### Work instructions:
Output every entry exactly as given.

### Extracted entries:
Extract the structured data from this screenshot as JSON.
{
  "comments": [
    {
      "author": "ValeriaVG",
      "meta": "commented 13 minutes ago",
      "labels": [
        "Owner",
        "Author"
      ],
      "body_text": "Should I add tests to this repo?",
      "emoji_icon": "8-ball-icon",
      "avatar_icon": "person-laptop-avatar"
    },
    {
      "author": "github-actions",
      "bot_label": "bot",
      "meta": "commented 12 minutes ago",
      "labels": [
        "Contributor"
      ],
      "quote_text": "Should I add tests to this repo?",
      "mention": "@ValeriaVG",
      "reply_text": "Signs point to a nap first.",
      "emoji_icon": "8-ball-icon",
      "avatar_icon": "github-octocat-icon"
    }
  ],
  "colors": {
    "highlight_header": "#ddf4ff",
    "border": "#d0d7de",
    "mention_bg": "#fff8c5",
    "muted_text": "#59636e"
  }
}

### Written solution:
Extract the structured data from this screenshot as JSON.
{
  "comments": [
    {
      "author": "ValeriaVG",
      "meta": "commented 13 minutes ago",
      "labels": [
        "Owner",
        "Author"
      ],
      "body_text": "Should I add tests to this repo?",
      "emoji_icon": "8-ball-icon",
      "avatar_icon": "person-laptop-avatar"
    },
    {
      "author": "github-actions",
      "bot_label": "bot",
      "meta": "commented 12 minutes ago",
      "labels": [
        "Contributor"
      ],
      "quote_text": "Should I add tests to this repo?",
      "mention": "@ValeriaVG",
      "reply_text": "Signs point to a nap first.",
      "emoji_icon": "8-ball-icon",
      "avatar_icon": "github-octocat-icon"
    }
  ],
  "colors": {
    "highlight_header": "#ddf4ff",
    "border": "#d0d7de",
    "mention_bg": "#fff8c5",
    "muted_text": "#59636e"
  }
}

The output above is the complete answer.